Exercise details: Write every record out again exactly as given.

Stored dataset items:

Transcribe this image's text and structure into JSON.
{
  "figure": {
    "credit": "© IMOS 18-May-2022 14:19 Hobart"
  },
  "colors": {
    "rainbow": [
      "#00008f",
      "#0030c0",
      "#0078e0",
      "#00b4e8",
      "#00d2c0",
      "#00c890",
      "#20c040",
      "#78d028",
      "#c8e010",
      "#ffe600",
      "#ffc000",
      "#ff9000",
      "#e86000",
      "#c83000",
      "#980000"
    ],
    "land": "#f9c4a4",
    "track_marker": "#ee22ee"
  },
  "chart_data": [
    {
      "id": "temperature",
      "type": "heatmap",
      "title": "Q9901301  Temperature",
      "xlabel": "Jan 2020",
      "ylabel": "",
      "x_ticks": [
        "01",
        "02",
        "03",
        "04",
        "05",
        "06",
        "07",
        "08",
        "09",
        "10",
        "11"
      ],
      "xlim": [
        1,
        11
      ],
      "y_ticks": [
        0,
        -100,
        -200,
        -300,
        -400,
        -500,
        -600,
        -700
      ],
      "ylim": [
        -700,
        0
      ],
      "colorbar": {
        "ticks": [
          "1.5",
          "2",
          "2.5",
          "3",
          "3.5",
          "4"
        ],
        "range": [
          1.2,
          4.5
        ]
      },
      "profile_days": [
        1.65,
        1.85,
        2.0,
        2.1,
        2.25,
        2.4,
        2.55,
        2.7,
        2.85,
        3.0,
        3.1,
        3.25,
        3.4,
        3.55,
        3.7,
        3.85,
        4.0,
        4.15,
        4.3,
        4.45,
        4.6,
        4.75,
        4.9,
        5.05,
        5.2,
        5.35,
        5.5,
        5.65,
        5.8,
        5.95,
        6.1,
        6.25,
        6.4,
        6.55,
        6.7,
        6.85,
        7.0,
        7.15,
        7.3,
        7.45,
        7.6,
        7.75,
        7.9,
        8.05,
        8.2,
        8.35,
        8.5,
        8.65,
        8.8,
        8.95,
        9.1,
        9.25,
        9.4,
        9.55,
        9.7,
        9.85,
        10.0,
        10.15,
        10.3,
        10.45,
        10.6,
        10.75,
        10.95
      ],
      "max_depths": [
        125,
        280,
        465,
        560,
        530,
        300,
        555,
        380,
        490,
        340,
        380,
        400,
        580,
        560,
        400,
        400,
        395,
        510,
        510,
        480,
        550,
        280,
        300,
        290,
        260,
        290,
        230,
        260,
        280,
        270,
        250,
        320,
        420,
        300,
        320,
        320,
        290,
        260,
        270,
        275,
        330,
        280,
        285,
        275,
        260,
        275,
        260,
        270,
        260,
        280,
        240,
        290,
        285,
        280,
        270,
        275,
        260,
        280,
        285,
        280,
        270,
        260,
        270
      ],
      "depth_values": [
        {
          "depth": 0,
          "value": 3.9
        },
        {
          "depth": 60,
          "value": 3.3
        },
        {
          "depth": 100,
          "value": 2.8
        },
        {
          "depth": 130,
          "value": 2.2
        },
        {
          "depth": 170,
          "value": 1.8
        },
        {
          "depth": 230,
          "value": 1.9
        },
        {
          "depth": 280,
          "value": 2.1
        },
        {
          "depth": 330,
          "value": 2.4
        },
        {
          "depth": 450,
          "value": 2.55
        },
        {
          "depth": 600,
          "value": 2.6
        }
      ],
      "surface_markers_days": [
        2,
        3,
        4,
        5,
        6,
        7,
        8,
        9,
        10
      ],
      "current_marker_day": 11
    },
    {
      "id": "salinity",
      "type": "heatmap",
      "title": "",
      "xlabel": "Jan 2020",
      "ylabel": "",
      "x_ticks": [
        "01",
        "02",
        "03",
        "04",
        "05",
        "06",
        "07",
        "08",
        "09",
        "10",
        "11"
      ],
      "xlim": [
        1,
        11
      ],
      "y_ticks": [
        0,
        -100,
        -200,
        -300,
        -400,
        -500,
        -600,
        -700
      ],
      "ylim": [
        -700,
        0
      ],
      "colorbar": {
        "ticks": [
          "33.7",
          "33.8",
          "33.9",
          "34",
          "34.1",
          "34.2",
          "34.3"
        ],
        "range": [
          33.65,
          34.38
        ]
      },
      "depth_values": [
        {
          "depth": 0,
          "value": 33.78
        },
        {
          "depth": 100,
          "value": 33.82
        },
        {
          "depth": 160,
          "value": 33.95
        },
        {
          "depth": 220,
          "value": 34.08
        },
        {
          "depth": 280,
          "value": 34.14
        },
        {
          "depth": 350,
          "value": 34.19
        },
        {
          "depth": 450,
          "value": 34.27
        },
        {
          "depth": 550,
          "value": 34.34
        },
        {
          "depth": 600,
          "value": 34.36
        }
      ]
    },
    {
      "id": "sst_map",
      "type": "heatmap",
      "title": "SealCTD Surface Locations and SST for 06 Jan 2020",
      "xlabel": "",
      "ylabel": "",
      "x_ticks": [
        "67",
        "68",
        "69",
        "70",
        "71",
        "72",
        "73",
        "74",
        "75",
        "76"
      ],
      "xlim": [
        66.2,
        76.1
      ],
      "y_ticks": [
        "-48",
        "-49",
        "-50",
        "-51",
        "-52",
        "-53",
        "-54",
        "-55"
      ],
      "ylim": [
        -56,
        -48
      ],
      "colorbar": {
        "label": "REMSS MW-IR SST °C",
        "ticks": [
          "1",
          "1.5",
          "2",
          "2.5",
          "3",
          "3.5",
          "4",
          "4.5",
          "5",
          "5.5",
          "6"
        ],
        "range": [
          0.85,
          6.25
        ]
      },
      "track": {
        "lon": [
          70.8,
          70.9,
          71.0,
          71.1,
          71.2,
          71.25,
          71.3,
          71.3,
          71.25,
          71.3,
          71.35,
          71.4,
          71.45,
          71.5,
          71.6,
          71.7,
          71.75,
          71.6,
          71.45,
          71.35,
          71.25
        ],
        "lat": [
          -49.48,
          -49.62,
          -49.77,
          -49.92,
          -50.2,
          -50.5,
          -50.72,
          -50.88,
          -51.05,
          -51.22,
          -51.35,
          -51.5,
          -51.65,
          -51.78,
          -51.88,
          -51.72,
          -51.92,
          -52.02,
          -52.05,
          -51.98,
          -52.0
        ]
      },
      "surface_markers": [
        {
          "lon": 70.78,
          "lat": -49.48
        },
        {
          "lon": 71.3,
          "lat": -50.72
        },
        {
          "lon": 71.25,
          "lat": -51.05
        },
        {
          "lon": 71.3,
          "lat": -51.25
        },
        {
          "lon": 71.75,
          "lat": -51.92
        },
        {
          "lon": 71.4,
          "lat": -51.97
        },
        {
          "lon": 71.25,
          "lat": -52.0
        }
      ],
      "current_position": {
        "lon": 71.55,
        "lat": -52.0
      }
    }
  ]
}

Written solution:
Transcribe this image's text and structure into JSON.
{
  "figure": {
    "credit": "© IMOS 18-May-2022 14:19 Hobart"
  },
  "colors": {
    "rainbow": [
      "#00008f",
      "#0030c0",
      "#0078e0",
      "#00b4e8",
      "#00d2c0",
      "#00c890",
      "#20c040",
      "#78d028",
      "#c8e010",
      "#ffe600",
      "#ffc000",
      "#ff9000",
      "#e86000",
      "#c83000",
      "#980000"
    ],
    "land": "#f9c4a4",
    "track_marker": "#ee22ee"
  },
  "chart_data": [
    {
      "id": "temperature",
      "type": "heatmap",
      "title": "Q9901301  Temperature",
      "xlabel": "Jan 2020",
      "ylabel": "",
      "x_ticks": [
        "01",
        "02",
        "03",
        "04",
        "05",
        "06",
        "07",
        "08",
        "09",
        "10",
        "11"
      ],
      "xlim": [
        1,
        11
      ],
      "y_ticks": [
        0,
        -100,
        -200,
        -300,
        -400,
        -500,
        -600,
        -700
      ],
      "ylim": [
        -700,
        0
      ],
      "colorbar": {
        "ticks": [
          "1.5",
          "2",
          "2.5",
          "3",
          "3.5",
          "4"
        ],
        "range": [
          1.2,
          4.5
        ]
      },
      "profile_days": [
        1.65,
        1.85,
        2.0,
        2.1,
        2.25,
        2.4,
        2.55,
        2.7,
        2.85,
        3.0,
        3.1,
        3.25,
        3.4,
        3.55,
        3.7,
        3.85,
        4.0,
        4.15,
        4.3,
        4.45,
        4.6,
        4.75,
        4.9,
        5.05,
        5.2,
        5.35,
        5.5,
        5.65,
        5.8,
        5.95,
        6.1,
        6.25,
        6.4,
        6.55,
        6.7,
        6.85,
        7.0,
        7.15,
        7.3,
        7.45,
        7.6,
        7.75,
        7.9,
        8.05,
        8.2,
        8.35,
        8.5,
        8.65,
        8.8,
        8.95,
        9.1,
        9.25,
        9.4,
        9.55,
        9.7,
        9.85,
        10.0,
        10.15,
        10.3,
        10.45,
        10.6,
        10.75,
        10.95
      ],
      "max_depths": [
        125,
        280,
        465,
        560,
        530,
        300,
        555,
        380,
        490,
        340,
        380,
        400,
        580,
        560,
        400,
        400,
        395,
        510,
        510,
        480,
        550,
        280,
        300,
        290,
        260,
        290,
        230,
        260,
        280,
        270,
        250,
        320,
        420,
        300,
        320,
        320,
        290,
        260,
        270,
        275,
        330,
        280,
        285,
        275,
        260,
        275,
        260,
        270,
        260,
        280,
        240,
        290,
        285,
        280,
        270,
        275,
        260,
        280,
        285,
        280,
        270,
        260,
        270
      ],
      "depth_values": [
        {
          "depth": 0,
          "value": 3.9
        },
        {
          "depth": 60,
          "value": 3.3
        },
        {
          "depth": 100,
          "value": 2.8
        },
        {
          "depth": 130,
          "value": 2.2
        },
        {
          "depth": 170,
          "value": 1.8
        },
        {
          "depth": 230,
          "value": 1.9
        },
        {
          "depth": 280,
          "value": 2.1
        },
        {
          "depth": 330,
          "value": 2.4
        },
        {
          "depth": 450,
          "value": 2.55
        },
        {
          "depth": 600,
          "value": 2.6
        }
      ],
      "surface_markers_days": [
        2,
        3,
        4,
        5,
        6,
        7,
        8,
        9,
        10
      ],
      "current_marker_day": 11
    },
    {
      "id": "salinity",
      "type": "heatmap",
      "title": "",
      "xlabel": "Jan 2020",
      "ylabel": "",
      "x_ticks": [
        "01",
        "02",
        "03",
        "04",
        "05",
        "06",
        "07",
        "08",
        "09",
        "10",
        "11"
      ],
      "xlim": [
        1,
        11
      ],
      "y_ticks": [
        0,
        -100,
        -200,
        -300,
        -400,
        -500,
        -600,
        -700
      ],
      "ylim": [
        -700,
        0
      ],
      "colorbar": {
        "ticks": [
          "33.7",
          "33.8",
          "33.9",
          "34",
          "34.1",
          "34.2",
          "34.3"
        ],
        "range": [
          33.65,
          34.38
        ]
      },
      "depth_values": [
        {
          "depth": 0,
          "value": 33.78
        },
        {
          "depth": 100,
          "value": 33.82
        },
        {
          "depth": 160,
          "value": 33.95
        },
        {
          "depth": 220,
          "value": 34.08
        },
        {
          "depth": 280,
          "value": 34.14
        },
        {
          "depth": 350,
          "value": 34.19
        },
        {
          "depth": 450,
          "value": 34.27
        },
        {
          "depth": 550,
          "value": 34.34
        },
        {
          "depth": 600,
          "value": 34.36
        }
      ]
    },
    {
      "id": "sst_map",
      "type": "heatmap",
      "title": "SealCTD Surface Locations and SST for 06 Jan 2020",
      "xlabel": "",
      "ylabel": "",
      "x_ticks": [
        "67",
        "68",
        "69",
        "70",
        "71",
        "72",
        "73",
        "74",
        "75",
        "76"
      ],
      "xlim": [
        66.2,
        76.1
      ],
      "y_ticks": [
        "-48",
        "-49",
        "-50",
        "-51",
        "-52",
        "-53",
        "-54",
        "-55"
      ],
      "ylim": [
        -56,
        -48
      ],
      "colorbar": {
        "label": "REMSS MW-IR SST °C",
        "ticks": [
          "1",
          "1.5",
          "2",
          "2.5",
          "3",
          "3.5",
          "4",
          "4.5",
          "5",
          "5.5",
          "6"
        ],
        "range": [
          0.85,
          6.25
        ]
      },
      "track": {
        "lon": [
          70.8,
          70.9,
          71.0,
          71.1,
          71.2,
          71.25,
          71.3,
          71.3,
          71.25,
          71.3,
          71.35,
          71.4,
          71.45,
          71.5,
          71.6,
          71.7,
          71.75,
          71.6,
          71.45,
          71.35,
          71.25
        ],
        "lat": [
          -49.48,
          -49.62,
          -49.77,
          -49.92,
          -50.2,
          -50.5,
          -50.72,
          -50.88,
          -51.05,
          -51.22,
          -51.35,
          -51.5,
          -51.65,
          -51.78,
          -51.88,
          -51.72,
          -51.92,
          -52.02,
          -52.05,
          -51.98,
          -52.0
        ]
      },
      "surface_markers": [
        {
          "lon": 70.78,
          "lat": -49.48
        },
        {
          "lon": 71.3,
          "lat": -50.72
        },
        {
          "lon": 71.25,
          "lat": -51.05
        },
        {
          "lon": 71.3,
          "lat": -51.25
        },
        {
          "lon": 71.75,
          "lat": -51.92
        },
        {
          "lon": 71.4,
          "lat": -51.97
        },
        {
          "lon": 71.25,
          "lat": -52.0
        }
      ],
      "current_position": {
        "lon": 71.55,
        "lat": -52.0
      }
    }
  ]
}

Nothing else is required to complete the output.